## WHAT YOU HAVE TO DO
Retype the material word for word.
-------- THE INPUT --------
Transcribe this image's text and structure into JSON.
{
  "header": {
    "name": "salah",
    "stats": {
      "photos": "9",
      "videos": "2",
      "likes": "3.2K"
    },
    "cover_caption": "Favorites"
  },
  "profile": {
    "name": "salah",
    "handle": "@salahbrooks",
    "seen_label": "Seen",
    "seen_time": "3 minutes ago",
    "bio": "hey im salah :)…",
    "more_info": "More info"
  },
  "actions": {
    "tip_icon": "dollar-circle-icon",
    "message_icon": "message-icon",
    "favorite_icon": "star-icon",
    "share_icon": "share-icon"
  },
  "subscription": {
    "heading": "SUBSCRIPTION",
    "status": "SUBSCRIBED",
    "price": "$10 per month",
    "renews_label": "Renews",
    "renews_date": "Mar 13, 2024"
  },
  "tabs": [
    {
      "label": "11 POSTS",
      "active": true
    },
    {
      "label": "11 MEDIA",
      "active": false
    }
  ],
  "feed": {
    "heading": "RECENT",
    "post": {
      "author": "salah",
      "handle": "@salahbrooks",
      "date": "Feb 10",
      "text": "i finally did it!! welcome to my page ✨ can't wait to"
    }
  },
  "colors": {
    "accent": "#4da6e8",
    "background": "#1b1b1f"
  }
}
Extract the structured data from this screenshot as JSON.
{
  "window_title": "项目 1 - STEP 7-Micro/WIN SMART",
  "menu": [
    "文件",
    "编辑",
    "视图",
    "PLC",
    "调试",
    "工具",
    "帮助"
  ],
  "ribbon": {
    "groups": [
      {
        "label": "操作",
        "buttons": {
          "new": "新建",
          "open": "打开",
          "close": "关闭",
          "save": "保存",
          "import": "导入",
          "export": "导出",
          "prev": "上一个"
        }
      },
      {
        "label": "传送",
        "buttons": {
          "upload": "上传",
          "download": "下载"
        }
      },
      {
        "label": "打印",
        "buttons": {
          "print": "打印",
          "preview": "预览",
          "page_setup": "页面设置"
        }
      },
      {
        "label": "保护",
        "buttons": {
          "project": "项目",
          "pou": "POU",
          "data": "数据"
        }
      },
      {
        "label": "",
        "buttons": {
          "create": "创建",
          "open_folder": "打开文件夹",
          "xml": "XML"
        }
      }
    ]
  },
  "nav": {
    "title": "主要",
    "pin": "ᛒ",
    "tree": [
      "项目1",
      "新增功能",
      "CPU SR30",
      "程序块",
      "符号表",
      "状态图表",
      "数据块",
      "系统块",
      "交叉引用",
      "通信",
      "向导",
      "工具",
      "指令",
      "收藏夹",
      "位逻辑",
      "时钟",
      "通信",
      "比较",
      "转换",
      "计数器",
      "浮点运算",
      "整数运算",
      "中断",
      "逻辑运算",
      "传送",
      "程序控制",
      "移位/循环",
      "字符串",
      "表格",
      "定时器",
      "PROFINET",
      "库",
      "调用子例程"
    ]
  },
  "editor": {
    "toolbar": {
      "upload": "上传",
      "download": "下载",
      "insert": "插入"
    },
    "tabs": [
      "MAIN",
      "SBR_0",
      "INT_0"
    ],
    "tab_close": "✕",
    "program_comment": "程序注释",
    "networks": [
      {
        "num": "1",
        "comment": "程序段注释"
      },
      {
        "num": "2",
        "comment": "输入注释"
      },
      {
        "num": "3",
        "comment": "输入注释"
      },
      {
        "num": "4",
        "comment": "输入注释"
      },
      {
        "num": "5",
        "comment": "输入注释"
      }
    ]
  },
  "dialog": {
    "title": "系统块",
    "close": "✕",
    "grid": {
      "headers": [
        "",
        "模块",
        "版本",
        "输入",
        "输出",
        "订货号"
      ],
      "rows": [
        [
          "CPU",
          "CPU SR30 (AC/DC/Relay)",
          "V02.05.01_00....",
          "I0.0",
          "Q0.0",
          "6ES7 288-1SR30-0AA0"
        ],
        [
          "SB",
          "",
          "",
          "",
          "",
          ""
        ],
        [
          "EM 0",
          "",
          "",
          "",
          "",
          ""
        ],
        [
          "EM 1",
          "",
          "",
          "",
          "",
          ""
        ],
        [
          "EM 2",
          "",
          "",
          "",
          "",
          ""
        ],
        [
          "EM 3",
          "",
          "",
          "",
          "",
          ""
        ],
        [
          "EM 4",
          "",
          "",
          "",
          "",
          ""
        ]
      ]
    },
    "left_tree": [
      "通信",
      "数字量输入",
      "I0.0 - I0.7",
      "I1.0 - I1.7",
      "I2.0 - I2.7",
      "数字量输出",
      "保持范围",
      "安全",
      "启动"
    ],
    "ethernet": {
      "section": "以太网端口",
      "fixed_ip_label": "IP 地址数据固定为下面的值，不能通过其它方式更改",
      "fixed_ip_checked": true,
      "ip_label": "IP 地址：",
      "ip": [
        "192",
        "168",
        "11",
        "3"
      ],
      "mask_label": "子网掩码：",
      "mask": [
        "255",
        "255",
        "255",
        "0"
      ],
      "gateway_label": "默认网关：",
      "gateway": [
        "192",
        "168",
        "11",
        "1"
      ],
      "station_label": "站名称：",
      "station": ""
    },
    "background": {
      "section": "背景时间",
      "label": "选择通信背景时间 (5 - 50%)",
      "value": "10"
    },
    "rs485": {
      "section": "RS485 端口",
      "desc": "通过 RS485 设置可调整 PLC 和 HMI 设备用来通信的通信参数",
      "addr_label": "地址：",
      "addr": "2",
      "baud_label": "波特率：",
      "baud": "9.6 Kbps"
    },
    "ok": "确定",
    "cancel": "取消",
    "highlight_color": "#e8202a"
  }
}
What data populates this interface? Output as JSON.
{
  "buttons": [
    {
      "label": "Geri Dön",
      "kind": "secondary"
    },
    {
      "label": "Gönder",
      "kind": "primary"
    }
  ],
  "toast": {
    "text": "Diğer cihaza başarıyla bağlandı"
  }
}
--------
## EXERCISE ANSWER
Transcribe this image's text and structure into JSON.
{
  "header": {
    "name": "salah",
    "stats": {
      "photos": "9",
      "videos": "2",
      "likes": "3.2K"
    },
    "cover_caption": "Favorites"
  },
  "profile": {
    "name": "salah",
    "handle": "@salahbrooks",
    "seen_label": "Seen",
    "seen_time": "3 minutes ago",
    "bio": "hey im salah :)…",
    "more_info": "More info"
  },
  "actions": {
    "tip_icon": "dollar-circle-icon",
    "message_icon": "message-icon",
    "favorite_icon": "star-icon",
    "share_icon": "share-icon"
  },
  "subscription": {
    "heading": "SUBSCRIPTION",
    "status": "SUBSCRIBED",
    "price": "$10 per month",
    "renews_label": "Renews",
    "renews_date": "Mar 13, 2024"
  },
  "tabs": [
    {
      "label": "11 POSTS",
      "active": true
    },
    {
      "label": "11 MEDIA",
      "active": false
    }
  ],
  "feed": {
    "heading": "RECENT",
    "post": {
      "author": "salah",
      "handle": "@salahbrooks",
      "date": "Feb 10",
      "text": "i finally did it!! welcome to my page ✨ can't wait to"
    }
  },
  "colors": {
    "accent": "#4da6e8",
    "background": "#1b1b1f"
  }
}
Extract the structured data from this screenshot as JSON.
{
  "window_title": "项目 1 - STEP 7-Micro/WIN SMART",
  "menu": [
    "文件",
    "编辑",
    "视图",
    "PLC",
    "调试",
    "工具",
    "帮助"
  ],
  "ribbon": {
    "groups": [
      {
        "label": "操作",
        "buttons": {
          "new": "新建",
          "open": "打开",
          "close": "关闭",
          "save": "保存",
          "import": "导入",
          "export": "导出",
          "prev": "上一个"
        }
      },
      {
        "label": "传送",
        "buttons": {
          "upload": "上传",
          "download": "下载"
        }
      },
      {
        "label": "打印",
        "buttons": {
          "print": "打印",
          "preview": "预览",
          "page_setup": "页面设置"
        }
      },
      {
        "label": "保护",
        "buttons": {
          "project": "项目",
          "pou": "POU",
          "data": "数据"
        }
      },
      {
        "label": "",
        "buttons": {
          "create": "创建",
          "open_folder": "打开文件夹",
          "xml": "XML"
        }
      }
    ]
  },
  "nav": {
    "title": "主要",
    "pin": "ᛒ",
    "tree": [
      "项目1",
      "新增功能",
      "CPU SR30",
      "程序块",
      "符号表",
      "状态图表",
      "数据块",
      "系统块",
      "交叉引用",
      "通信",
      "向导",
      "工具",
      "指令",
      "收藏夹",
      "位逻辑",
      "时钟",
      "通信",
      "比较",
      "转换",
      "计数器",
      "浮点运算",
      "整数运算",
      "中断",
      "逻辑运算",
      "传送",
      "程序控制",
      "移位/循环",
      "字符串",
      "表格",
      "定时器",
      "PROFINET",
      "库",
      "调用子例程"
    ]
  },
  "editor": {
    "toolbar": {
      "upload": "上传",
      "download": "下载",
      "insert": "插入"
    },
    "tabs": [
      "MAIN",
      "SBR_0",
      "INT_0"
    ],
    "tab_close": "✕",
    "program_comment": "程序注释",
    "networks": [
      {
        "num": "1",
        "comment": "程序段注释"
      },
      {
        "num": "2",
        "comment": "输入注释"
      },
      {
        "num": "3",
        "comment": "输入注释"
      },
      {
        "num": "4",
        "comment": "输入注释"
      },
      {
        "num": "5",
        "comment": "输入注释"
      }
    ]
  },
  "dialog": {
    "title": "系统块",
    "close": "✕",
    "grid": {
      "headers": [
        "",
        "模块",
        "版本",
        "输入",
        "输出",
        "订货号"
      ],
      "rows": [
        [
          "CPU",
          "CPU SR30 (AC/DC/Relay)",
          "V02.05.01_00....",
          "I0.0",
          "Q0.0",
          "6ES7 288-1SR30-0AA0"
        ],
        [
          "SB",
          "",
          "",
          "",
          "",
          ""
        ],
        [
          "EM 0",
          "",
          "",
          "",
          "",
          ""
        ],
        [
          "EM 1",
          "",
          "",
          "",
          "",
          ""
        ],
        [
          "EM 2",
          "",
          "",
          "",
          "",
          ""
        ],
        [
          "EM 3",
          "",
          "",
          "",
          "",
          ""
        ],
        [
          "EM 4",
          "",
          "",
          "",
          "",
          ""
        ]
      ]
    },
    "left_tree": [
      "通信",
      "数字量输入",
      "I0.0 - I0.7",
      "I1.0 - I1.7",
      "I2.0 - I2.7",
      "数字量输出",
      "保持范围",
      "安全",
      "启动"
    ],
    "ethernet": {
      "section": "以太网端口",
      "fixed_ip_label": "IP 地址数据固定为下面的值，不能通过其它方式更改",
      "fixed_ip_checked": true,
      "ip_label": "IP 地址：",
      "ip": [
        "192",
        "168",
        "11",
        "3"
      ],
      "mask_label": "子网掩码：",
      "mask": [
        "255",
        "255",
        "255",
        "0"
      ],
      "gateway_label": "默认网关：",
      "gateway": [
        "192",
        "168",
        "11",
        "1"
      ],
      "station_label": "站名称：",
      "station": ""
    },
    "background": {
      "section": "背景时间",
      "label": "选择通信背景时间 (5 - 50%)",
      "value": "10"
    },
    "rs485": {
      "section": "RS485 端口",
      "desc": "通过 RS485 设置可调整 PLC 和 HMI 设备用来通信的通信参数",
      "addr_label": "地址：",
      "addr": "2",
      "baud_label": "波特率：",
      "baud": "9.6 Kbps"
    },
    "ok": "确定",
    "cancel": "取消",
    "highlight_color": "#e8202a"
  }
}
What data populates this interface? Output as JSON.
{
  "buttons": [
    {
      "label": "Geri Dön",
      "kind": "secondary"
    },
    {
      "label": "Gönder",
      "kind": "primary"
    }
  ],
  "toast": {
    "text": "Diğer cihaza başarıyla bağlandı"
  }
}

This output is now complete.